## Description of the task
Among the entries below, count the lines that contain the word "this". Write down only the total.

>> START Input records

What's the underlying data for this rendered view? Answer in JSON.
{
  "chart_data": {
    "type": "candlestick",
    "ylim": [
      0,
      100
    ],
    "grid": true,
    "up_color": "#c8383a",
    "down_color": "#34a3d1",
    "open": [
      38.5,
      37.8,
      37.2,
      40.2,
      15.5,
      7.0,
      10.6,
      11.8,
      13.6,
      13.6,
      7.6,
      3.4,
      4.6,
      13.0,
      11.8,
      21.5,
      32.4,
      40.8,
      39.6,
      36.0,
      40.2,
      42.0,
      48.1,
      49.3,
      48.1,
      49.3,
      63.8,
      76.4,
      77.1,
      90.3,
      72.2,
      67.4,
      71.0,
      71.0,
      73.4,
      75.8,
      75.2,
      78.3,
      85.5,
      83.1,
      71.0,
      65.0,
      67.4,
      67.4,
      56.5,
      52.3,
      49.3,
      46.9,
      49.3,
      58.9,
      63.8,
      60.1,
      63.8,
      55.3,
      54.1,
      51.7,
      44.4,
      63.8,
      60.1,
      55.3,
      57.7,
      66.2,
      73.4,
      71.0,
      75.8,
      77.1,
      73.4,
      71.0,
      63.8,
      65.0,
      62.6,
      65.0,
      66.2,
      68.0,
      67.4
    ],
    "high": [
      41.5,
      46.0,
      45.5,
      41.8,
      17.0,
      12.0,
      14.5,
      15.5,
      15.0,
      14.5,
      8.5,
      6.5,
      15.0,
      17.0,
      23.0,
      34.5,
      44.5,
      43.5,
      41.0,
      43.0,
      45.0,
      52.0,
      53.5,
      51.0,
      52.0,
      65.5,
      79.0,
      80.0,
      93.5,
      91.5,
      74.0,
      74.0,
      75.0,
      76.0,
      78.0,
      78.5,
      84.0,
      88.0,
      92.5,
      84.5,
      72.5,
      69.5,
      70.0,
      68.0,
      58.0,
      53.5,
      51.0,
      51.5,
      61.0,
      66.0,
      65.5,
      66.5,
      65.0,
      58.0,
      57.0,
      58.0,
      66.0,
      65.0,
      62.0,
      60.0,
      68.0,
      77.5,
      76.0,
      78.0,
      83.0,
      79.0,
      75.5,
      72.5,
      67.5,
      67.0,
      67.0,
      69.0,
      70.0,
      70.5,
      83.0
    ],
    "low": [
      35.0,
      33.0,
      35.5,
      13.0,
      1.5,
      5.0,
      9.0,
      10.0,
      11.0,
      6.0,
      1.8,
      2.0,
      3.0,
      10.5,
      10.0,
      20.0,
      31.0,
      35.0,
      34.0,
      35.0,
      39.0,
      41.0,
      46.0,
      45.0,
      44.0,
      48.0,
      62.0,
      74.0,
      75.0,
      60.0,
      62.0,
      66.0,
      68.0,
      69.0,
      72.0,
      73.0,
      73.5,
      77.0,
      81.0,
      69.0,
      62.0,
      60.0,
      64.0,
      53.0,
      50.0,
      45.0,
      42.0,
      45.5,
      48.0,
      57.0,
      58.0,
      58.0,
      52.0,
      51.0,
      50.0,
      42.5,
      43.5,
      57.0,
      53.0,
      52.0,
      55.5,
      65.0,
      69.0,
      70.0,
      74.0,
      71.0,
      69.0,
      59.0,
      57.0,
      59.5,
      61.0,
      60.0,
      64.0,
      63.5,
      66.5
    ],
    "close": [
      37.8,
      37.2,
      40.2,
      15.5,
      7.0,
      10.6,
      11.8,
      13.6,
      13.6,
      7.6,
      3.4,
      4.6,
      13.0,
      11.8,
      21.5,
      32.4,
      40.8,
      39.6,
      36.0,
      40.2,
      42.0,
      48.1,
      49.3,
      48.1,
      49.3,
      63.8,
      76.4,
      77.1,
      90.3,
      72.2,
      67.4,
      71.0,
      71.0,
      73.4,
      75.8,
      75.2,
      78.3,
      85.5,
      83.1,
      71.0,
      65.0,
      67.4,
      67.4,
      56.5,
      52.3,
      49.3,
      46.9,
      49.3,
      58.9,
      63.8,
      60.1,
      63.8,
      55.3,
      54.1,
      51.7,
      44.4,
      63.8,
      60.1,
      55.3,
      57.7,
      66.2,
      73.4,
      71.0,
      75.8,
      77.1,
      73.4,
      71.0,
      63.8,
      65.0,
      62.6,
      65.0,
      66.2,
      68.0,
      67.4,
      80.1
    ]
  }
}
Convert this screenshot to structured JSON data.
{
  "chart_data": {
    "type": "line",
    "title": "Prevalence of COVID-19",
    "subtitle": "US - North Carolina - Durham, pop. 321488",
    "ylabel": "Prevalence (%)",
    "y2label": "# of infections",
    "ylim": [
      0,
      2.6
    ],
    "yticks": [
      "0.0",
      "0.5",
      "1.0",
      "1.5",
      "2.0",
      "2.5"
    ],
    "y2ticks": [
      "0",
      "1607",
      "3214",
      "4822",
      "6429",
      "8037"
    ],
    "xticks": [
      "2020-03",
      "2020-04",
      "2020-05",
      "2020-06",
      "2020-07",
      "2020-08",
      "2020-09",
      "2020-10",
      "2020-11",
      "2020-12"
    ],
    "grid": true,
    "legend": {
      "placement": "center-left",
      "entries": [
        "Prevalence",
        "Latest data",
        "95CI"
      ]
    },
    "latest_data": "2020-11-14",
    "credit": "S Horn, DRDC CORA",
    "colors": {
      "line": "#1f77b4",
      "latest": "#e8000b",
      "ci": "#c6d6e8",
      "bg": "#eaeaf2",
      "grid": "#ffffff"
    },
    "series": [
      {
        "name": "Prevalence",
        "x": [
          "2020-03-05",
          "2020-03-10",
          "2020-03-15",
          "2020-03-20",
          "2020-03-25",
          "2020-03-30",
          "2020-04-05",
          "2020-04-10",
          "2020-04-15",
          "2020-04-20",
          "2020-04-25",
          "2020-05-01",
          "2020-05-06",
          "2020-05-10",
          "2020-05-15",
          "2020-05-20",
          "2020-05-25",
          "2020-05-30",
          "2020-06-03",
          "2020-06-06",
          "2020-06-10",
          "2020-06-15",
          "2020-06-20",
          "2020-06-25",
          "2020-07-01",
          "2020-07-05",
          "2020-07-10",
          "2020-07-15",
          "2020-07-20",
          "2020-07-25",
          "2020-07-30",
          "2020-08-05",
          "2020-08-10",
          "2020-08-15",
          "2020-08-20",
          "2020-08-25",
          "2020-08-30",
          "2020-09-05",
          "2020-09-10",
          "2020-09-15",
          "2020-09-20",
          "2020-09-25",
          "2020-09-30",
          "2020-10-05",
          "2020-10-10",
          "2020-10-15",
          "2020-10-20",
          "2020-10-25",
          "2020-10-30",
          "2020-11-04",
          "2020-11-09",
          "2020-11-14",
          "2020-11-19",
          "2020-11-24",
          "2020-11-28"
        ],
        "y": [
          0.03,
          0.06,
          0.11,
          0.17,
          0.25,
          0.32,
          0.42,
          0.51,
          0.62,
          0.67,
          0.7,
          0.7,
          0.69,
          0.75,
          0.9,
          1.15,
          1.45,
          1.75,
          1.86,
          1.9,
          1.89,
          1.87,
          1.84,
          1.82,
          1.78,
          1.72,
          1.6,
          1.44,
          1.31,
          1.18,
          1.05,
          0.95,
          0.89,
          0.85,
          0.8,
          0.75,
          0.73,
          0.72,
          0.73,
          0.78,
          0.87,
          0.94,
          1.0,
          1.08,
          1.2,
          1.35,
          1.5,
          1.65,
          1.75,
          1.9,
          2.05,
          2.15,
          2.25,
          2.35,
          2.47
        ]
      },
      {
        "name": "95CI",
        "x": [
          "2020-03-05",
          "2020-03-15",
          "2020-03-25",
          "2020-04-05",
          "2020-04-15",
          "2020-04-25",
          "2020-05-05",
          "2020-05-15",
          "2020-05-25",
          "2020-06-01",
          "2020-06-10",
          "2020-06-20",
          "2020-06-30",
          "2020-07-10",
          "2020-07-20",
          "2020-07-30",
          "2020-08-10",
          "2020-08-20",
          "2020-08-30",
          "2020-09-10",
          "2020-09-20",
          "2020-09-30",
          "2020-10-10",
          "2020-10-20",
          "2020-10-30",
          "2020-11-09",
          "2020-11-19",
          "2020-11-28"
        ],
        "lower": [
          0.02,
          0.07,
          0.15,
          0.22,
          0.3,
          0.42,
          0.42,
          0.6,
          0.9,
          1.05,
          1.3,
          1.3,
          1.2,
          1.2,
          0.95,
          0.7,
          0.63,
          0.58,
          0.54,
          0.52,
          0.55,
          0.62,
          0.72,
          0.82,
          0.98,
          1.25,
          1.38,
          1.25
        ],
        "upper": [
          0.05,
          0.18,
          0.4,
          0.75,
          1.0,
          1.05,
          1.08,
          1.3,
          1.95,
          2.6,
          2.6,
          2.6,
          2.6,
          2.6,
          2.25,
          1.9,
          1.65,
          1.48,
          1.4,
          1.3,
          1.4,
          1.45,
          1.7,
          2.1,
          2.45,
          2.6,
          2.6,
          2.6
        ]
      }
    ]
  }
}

>> END Input records

## Expected answer
2